— Start Stored data —

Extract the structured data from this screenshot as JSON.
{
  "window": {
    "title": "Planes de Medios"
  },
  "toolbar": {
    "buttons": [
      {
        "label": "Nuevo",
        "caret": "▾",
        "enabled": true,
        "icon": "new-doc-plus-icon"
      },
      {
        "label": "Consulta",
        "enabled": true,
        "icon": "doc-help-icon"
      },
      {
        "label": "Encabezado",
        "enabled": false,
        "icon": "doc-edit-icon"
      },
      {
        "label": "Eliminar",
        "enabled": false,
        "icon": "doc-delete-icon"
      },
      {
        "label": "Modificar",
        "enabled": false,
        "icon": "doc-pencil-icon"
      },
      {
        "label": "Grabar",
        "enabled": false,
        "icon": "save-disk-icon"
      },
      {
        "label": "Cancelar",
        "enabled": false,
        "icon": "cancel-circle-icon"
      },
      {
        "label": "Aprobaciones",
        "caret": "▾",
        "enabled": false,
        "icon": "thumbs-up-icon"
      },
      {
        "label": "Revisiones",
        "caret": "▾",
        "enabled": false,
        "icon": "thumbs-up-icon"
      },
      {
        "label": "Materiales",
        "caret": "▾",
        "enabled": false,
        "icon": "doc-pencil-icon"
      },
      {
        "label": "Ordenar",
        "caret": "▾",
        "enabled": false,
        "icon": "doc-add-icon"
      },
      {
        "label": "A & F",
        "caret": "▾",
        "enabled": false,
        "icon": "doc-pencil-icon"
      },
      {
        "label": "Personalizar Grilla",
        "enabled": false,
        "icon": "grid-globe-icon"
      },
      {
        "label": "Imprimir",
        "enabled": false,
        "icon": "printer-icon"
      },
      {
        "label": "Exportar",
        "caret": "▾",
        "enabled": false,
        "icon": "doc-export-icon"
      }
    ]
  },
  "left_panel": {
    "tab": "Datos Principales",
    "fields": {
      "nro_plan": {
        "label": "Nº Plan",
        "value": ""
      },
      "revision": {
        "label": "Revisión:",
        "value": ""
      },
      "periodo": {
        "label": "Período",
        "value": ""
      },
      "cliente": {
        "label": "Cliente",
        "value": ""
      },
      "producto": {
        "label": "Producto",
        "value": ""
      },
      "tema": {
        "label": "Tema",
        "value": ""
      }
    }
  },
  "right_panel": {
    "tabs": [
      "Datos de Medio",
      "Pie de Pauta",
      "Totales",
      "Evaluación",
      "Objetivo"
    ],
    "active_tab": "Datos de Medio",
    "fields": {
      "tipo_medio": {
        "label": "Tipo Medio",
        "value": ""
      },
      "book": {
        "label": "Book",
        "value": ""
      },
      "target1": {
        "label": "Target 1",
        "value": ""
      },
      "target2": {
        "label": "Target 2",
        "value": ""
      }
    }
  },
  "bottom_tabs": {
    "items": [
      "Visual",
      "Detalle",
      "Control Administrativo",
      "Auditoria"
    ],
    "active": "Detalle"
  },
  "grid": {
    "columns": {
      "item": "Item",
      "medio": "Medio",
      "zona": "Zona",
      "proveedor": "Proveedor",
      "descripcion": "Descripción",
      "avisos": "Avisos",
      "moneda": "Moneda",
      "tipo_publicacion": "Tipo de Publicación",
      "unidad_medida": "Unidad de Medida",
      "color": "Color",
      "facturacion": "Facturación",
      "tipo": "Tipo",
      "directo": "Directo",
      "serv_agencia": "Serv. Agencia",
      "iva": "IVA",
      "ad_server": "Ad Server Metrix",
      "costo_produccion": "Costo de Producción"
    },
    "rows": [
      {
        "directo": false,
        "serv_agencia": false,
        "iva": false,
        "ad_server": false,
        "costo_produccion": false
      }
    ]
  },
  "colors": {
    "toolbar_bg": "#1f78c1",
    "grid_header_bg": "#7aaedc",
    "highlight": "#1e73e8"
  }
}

— End Stored data —

■ **What is required**:
Exactly reproduce every line of the data above.

■ **Finished answer**:
Extract the structured data from this screenshot as JSON.
{
  "window": {
    "title": "Planes de Medios"
  },
  "toolbar": {
    "buttons": [
      {
        "label": "Nuevo",
        "caret": "▾",
        "enabled": true,
        "icon": "new-doc-plus-icon"
      },
      {
        "label": "Consulta",
        "enabled": true,
        "icon": "doc-help-icon"
      },
      {
        "label": "Encabezado",
        "enabled": false,
        "icon": "doc-edit-icon"
      },
      {
        "label": "Eliminar",
        "enabled": false,
        "icon": "doc-delete-icon"
      },
      {
        "label": "Modificar",
        "enabled": false,
        "icon": "doc-pencil-icon"
      },
      {
        "label": "Grabar",
        "enabled": false,
        "icon": "save-disk-icon"
      },
      {
        "label": "Cancelar",
        "enabled": false,
        "icon": "cancel-circle-icon"
      },
      {
        "label": "Aprobaciones",
        "caret": "▾",
        "enabled": false,
        "icon": "thumbs-up-icon"
      },
      {
        "label": "Revisiones",
        "caret": "▾",
        "enabled": false,
        "icon": "thumbs-up-icon"
      },
      {
        "label": "Materiales",
        "caret": "▾",
        "enabled": false,
        "icon": "doc-pencil-icon"
      },
      {
        "label": "Ordenar",
        "caret": "▾",
        "enabled": false,
        "icon": "doc-add-icon"
      },
      {
        "label": "A & F",
        "caret": "▾",
        "enabled": false,
        "icon": "doc-pencil-icon"
      },
      {
        "label": "Personalizar Grilla",
        "enabled": false,
        "icon": "grid-globe-icon"
      },
      {
        "label": "Imprimir",
        "enabled": false,
        "icon": "printer-icon"
      },
      {
        "label": "Exportar",
        "caret": "▾",
        "enabled": false,
        "icon": "doc-export-icon"
      }
    ]
  },
  "left_panel": {
    "tab": "Datos Principales",
    "fields": {
      "nro_plan": {
        "label": "Nº Plan",
        "value": ""
      },
      "revision": {
        "label": "Revisión:",
        "value": ""
      },
      "periodo": {
        "label": "Período",
        "value": ""
      },
      "cliente": {
        "label": "Cliente",
        "value": ""
      },
      "producto": {
        "label": "Producto",
        "value": ""
      },
      "tema": {
        "label": "Tema",
        "value": ""
      }
    }
  },
  "right_panel": {
    "tabs": [
      "Datos de Medio",
      "Pie de Pauta",
      "Totales",
      "Evaluación",
      "Objetivo"
    ],
    "active_tab": "Datos de Medio",
    "fields": {
      "tipo_medio": {
        "label": "Tipo Medio",
        "value": ""
      },
      "book": {
        "label": "Book",
        "value": ""
      },
      "target1": {
        "label": "Target 1",
        "value": ""
      },
      "target2": {
        "label": "Target 2",
        "value": ""
      }
    }
  },
  "bottom_tabs": {
    "items": [
      "Visual",
      "Detalle",
      "Control Administrativo",
      "Auditoria"
    ],
    "active": "Detalle"
  },
  "grid": {
    "columns": {
      "item": "Item",
      "medio": "Medio",
      "zona": "Zona",
      "proveedor": "Proveedor",
      "descripcion": "Descripción",
      "avisos": "Avisos",
      "moneda": "Moneda",
      "tipo_publicacion": "Tipo de Publicación",
      "unidad_medida": "Unidad de Medida",
      "color": "Color",
      "facturacion": "Facturación",
      "tipo": "Tipo",
      "directo": "Directo",
      "serv_agencia": "Serv. Agencia",
      "iva": "IVA",
      "ad_server": "Ad Server Metrix",
      "costo_produccion": "Costo de Producción"
    },
    "rows": [
      {
        "directo": false,
        "serv_agencia": false,
        "iva": false,
        "ad_server": false,
        "costo_produccion": false
      }
    ]
  },
  "colors": {
    "toolbar_bg": "#1f78c1",
    "grid_header_bg": "#7aaedc",
    "highlight": "#1e73e8"
  }
}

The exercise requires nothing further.